### [GIVEN INFORMATION]
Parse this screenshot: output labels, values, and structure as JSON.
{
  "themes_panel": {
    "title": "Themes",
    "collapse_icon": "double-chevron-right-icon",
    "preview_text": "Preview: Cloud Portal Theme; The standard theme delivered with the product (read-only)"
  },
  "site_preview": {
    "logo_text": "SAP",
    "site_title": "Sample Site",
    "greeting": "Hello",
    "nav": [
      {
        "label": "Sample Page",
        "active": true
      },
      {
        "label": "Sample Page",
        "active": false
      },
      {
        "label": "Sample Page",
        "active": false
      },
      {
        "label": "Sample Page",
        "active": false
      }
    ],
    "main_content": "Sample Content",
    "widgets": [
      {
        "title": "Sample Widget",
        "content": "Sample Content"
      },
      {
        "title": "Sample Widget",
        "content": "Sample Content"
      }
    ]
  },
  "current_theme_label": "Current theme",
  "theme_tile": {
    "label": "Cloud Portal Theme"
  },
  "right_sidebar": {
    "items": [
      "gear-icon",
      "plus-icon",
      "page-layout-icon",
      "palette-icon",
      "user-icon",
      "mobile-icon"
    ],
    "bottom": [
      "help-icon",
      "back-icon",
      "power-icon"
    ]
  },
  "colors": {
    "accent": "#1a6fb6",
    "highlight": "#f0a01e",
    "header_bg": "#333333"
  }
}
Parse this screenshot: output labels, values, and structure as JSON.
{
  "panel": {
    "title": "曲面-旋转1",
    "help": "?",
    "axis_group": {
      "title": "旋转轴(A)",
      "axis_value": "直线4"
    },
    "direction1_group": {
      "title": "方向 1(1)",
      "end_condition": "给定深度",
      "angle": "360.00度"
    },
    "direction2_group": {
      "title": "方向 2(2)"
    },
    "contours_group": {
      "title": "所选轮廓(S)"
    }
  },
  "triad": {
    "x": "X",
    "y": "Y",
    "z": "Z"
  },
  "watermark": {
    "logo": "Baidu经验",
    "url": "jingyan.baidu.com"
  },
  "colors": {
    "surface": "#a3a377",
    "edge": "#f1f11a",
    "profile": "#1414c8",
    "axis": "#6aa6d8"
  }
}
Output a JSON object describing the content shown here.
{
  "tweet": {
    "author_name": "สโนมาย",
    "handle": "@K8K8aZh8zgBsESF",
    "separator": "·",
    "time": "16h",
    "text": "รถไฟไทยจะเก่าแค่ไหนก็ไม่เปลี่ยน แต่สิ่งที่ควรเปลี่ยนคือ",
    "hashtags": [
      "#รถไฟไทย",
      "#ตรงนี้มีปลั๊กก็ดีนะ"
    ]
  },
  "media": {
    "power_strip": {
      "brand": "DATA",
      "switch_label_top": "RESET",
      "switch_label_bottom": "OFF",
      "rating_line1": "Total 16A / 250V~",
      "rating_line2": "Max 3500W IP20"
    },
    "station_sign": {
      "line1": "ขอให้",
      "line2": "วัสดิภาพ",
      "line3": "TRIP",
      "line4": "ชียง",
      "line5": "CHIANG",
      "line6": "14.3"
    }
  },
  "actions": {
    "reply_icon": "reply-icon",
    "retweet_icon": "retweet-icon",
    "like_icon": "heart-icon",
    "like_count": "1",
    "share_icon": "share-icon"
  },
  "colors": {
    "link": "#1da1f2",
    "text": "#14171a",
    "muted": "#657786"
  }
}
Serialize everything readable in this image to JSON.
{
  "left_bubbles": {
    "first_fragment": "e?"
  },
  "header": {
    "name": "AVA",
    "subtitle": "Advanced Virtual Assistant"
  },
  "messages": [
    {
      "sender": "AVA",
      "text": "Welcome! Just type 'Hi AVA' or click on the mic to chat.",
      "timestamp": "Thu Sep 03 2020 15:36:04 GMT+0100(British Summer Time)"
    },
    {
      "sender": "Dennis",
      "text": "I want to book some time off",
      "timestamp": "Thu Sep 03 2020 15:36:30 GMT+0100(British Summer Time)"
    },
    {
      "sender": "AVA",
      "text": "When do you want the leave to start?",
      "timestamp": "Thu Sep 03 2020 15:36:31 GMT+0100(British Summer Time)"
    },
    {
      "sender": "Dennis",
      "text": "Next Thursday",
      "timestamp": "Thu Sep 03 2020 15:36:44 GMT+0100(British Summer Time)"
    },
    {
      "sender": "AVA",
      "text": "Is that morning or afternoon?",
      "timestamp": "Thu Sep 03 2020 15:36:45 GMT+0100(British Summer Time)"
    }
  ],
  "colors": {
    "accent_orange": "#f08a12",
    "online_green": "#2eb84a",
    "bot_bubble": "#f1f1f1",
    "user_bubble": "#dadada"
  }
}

### [YOUR OBJECTIVE]
Write out every line of the material again, exactly as it reads.

### [ANSWER FOR THIS EXERCISE]
Parse this screenshot: output labels, values, and structure as JSON.
{
  "themes_panel": {
    "title": "Themes",
    "collapse_icon": "double-chevron-right-icon",
    "preview_text": "Preview: Cloud Portal Theme; The standard theme delivered with the product (read-only)"
  },
  "site_preview": {
    "logo_text": "SAP",
    "site_title": "Sample Site",
    "greeting": "Hello",
    "nav": [
      {
        "label": "Sample Page",
        "active": true
      },
      {
        "label": "Sample Page",
        "active": false
      },
      {
        "label": "Sample Page",
        "active": false
      },
      {
        "label": "Sample Page",
        "active": false
      }
    ],
    "main_content": "Sample Content",
    "widgets": [
      {
        "title": "Sample Widget",
        "content": "Sample Content"
      },
      {
        "title": "Sample Widget",
        "content": "Sample Content"
      }
    ]
  },
  "current_theme_label": "Current theme",
  "theme_tile": {
    "label": "Cloud Portal Theme"
  },
  "right_sidebar": {
    "items": [
      "gear-icon",
      "plus-icon",
      "page-layout-icon",
      "palette-icon",
      "user-icon",
      "mobile-icon"
    ],
    "bottom": [
      "help-icon",
      "back-icon",
      "power-icon"
    ]
  },
  "colors": {
    "accent": "#1a6fb6",
    "highlight": "#f0a01e",
    "header_bg": "#333333"
  }
}
Parse this screenshot: output labels, values, and structure as JSON.
{
  "panel": {
    "title": "曲面-旋转1",
    "help": "?",
    "axis_group": {
      "title": "旋转轴(A)",
      "axis_value": "直线4"
    },
    "direction1_group": {
      "title": "方向 1(1)",
      "end_condition": "给定深度",
      "angle": "360.00度"
    },
    "direction2_group": {
      "title": "方向 2(2)"
    },
    "contours_group": {
      "title": "所选轮廓(S)"
    }
  },
  "triad": {
    "x": "X",
    "y": "Y",
    "z": "Z"
  },
  "watermark": {
    "logo": "Baidu经验",
    "url": "jingyan.baidu.com"
  },
  "colors": {
    "surface": "#a3a377",
    "edge": "#f1f11a",
    "profile": "#1414c8",
    "axis": "#6aa6d8"
  }
}
Output a JSON object describing the content shown here.
{
  "tweet": {
    "author_name": "สโนมาย",
    "handle": "@K8K8aZh8zgBsESF",
    "separator": "·",
    "time": "16h",
    "text": "รถไฟไทยจะเก่าแค่ไหนก็ไม่เปลี่ยน แต่สิ่งที่ควรเปลี่ยนคือ",
    "hashtags": [
      "#รถไฟไทย",
      "#ตรงนี้มีปลั๊กก็ดีนะ"
    ]
  },
  "media": {
    "power_strip": {
      "brand": "DATA",
      "switch_label_top": "RESET",
      "switch_label_bottom": "OFF",
      "rating_line1": "Total 16A / 250V~",
      "rating_line2": "Max 3500W IP20"
    },
    "station_sign": {
      "line1": "ขอให้",
      "line2": "วัสดิภาพ",
      "line3": "TRIP",
      "line4": "ชียง",
      "line5": "CHIANG",
      "line6": "14.3"
    }
  },
  "actions": {
    "reply_icon": "reply-icon",
    "retweet_icon": "retweet-icon",
    "like_icon": "heart-icon",
    "like_count": "1",
    "share_icon": "share-icon"
  },
  "colors": {
    "link": "#1da1f2",
    "text": "#14171a",
    "muted": "#657786"
  }
}
Serialize everything readable in this image to JSON.
{
  "left_bubbles": {
    "first_fragment": "e?"
  },
  "header": {
    "name": "AVA",
    "subtitle": "Advanced Virtual Assistant"
  },
  "messages": [
    {
      "sender": "AVA",
      "text": "Welcome! Just type 'Hi AVA' or click on the mic to chat.",
      "timestamp": "Thu Sep 03 2020 15:36:04 GMT+0100(British Summer Time)"
    },
    {
      "sender": "Dennis",
      "text": "I want to book some time off",
      "timestamp": "Thu Sep 03 2020 15:36:30 GMT+0100(British Summer Time)"
    },
    {
      "sender": "AVA",
      "text": "When do you want the leave to start?",
      "timestamp": "Thu Sep 03 2020 15:36:31 GMT+0100(British Summer Time)"
    },
    {
      "sender": "Dennis",
      "text": "Next Thursday",
      "timestamp": "Thu Sep 03 2020 15:36:44 GMT+0100(British Summer Time)"
    },
    {
      "sender": "AVA",
      "text": "Is that morning or afternoon?",
      "timestamp": "Thu Sep 03 2020 15:36:45 GMT+0100(British Summer Time)"
    }
  ],
  "colors": {
    "accent_orange": "#f08a12",
    "online_green": "#2eb84a",
    "bot_bubble": "#f1f1f1",
    "user_bubble": "#dadada"
  }
}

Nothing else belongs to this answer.